▶ Required task: Each entry here needs to be set down again exactly, please; pictures are left out.

▶ Supplied records:
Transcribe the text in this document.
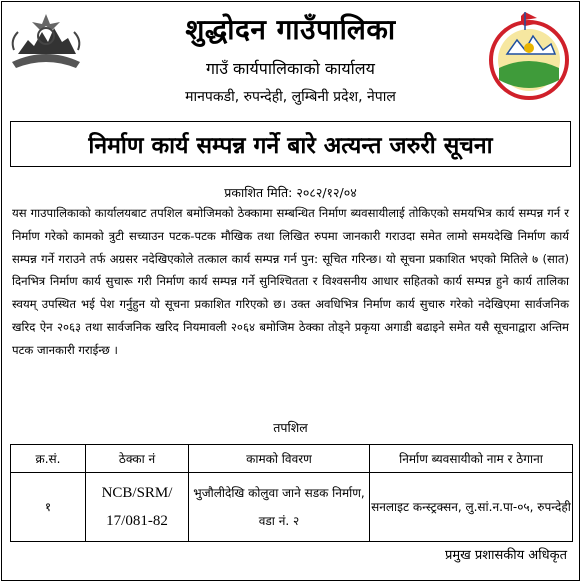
शुद्धोदन गाउँपालिका
गाउँ कार्यपालिकाको कार्यालय
मानपकडी, रुपन्देही, लुम्बिनी प्रदेश, नेपाल
निर्माण कार्य सम्पन्न गर्ने बारे अत्यन्त जरुरी सूचना
प्रकाशित मिति: २०८२/१२/०४
यस गाउपालिकाको कार्यालयबाट तपशिल बमोजिमको ठेक्कामा सम्बन्धित निर्माण ब्यवसायीलाई तोकिएको समयभित्र कार्य सम्पन्न गर्न र निर्माण गरेको कामको त्रुटी सच्याउन पटक-पटक मौखिक तथा लिखित रुपमा जानकारी गराउदा समेत लामो समयदेखि निर्माण कार्य सम्पन्न गर्ने गराउने तर्फ अग्रसर नदेखिएकोले तत्काल कार्य सम्पन्न गर्न पुन: सूचित गरिन्छ। यो सूचना प्रकाशित भएको मितिले ७ (सात) दिनभित्र निर्माण कार्य सुचारू गरी निर्माण कार्य सम्पन्न गर्ने सुनिश्चितता र विश्वसनीय आधार सहितको कार्य सम्पन्न हुने कार्य तालिका स्वयम् उपस्थित भई पेश गर्नुहुन यो सूचना प्रकाशित गरिएको छ। उक्त अवधिभित्र निर्माण कार्य सुचारु गरेको नदेखिएमा सार्वजनिक खरिद ऐन २०६३ तथा सार्वजनिक खरिद नियमावली २०६४ बमोजिम ठेक्का तोड्ने प्रकृया अगाडी बढाइने समेत यसै सूचनाद्वारा अन्तिम पटक जानकारी गराईन्छ ।
तपशिल
क्र.सं.	ठेक्का नं	कामको विवरण	निर्माण ब्यवसायीको नाम र ठेगाना
१	NCB/SRM/ 17/081-82	भुजौलीदेखि कोलुवा जाने सडक निर्माण, वडा नं. २	सनलाइट कन्स्ट्रक्सन, लु.सां.न.पा-०५, रुपन्देही
प्रमुख प्रशासकीय अधिकृत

▶ Output of the task:
Transcribe the text in this document.
शुद्धोदन गाउँपालिका
गाउँ कार्यपालिकाको कार्यालय
मानपकडी, रुपन्देही, लुम्बिनी प्रदेश, नेपाल
निर्माण कार्य सम्पन्न गर्ने बारे अत्यन्त जरुरी सूचना
प्रकाशित मिति: २०८२/१२/०४
यस गाउपालिकाको कार्यालयबाट तपशिल बमोजिमको ठेक्कामा सम्बन्धित निर्माण ब्यवसायीलाई तोकिएको समयभित्र कार्य सम्पन्न गर्न र निर्माण गरेको कामको त्रुटी सच्याउन पटक-पटक मौखिक तथा लिखित रुपमा जानकारी गराउदा समेत लामो समयदेखि निर्माण कार्य सम्पन्न गर्ने गराउने तर्फ अग्रसर नदेखिएकोले तत्काल कार्य सम्पन्न गर्न पुन: सूचित गरिन्छ। यो सूचना प्रकाशित भएको मितिले ७ (सात) दिनभित्र निर्माण कार्य सुचारू गरी निर्माण कार्य सम्पन्न गर्ने सुनिश्चितता र विश्वसनीय आधार सहितको कार्य सम्पन्न हुने कार्य तालिका स्वयम् उपस्थित भई पेश गर्नुहुन यो सूचना प्रकाशित गरिएको छ। उक्त अवधिभित्र निर्माण कार्य सुचारु गरेको नदेखिएमा सार्वजनिक खरिद ऐन २०६३ तथा सार्वजनिक खरिद नियमावली २०६४ बमोजिम ठेक्का तोड्ने प्रकृया अगाडी बढाइने समेत यसै सूचनाद्वारा अन्तिम पटक जानकारी गराईन्छ ।
तपशिल
क्र.सं.	ठेक्का नं	कामको विवरण	निर्माण ब्यवसायीको नाम र ठेगाना
१	NCB/SRM/ 17/081-82	भुजौलीदेखि कोलुवा जाने सडक निर्माण, वडा नं. २	सनलाइट कन्स्ट्रक्सन, लु.सां.न.पा-०५, रुपन्देही
प्रमुख प्रशासकीय अधिकृत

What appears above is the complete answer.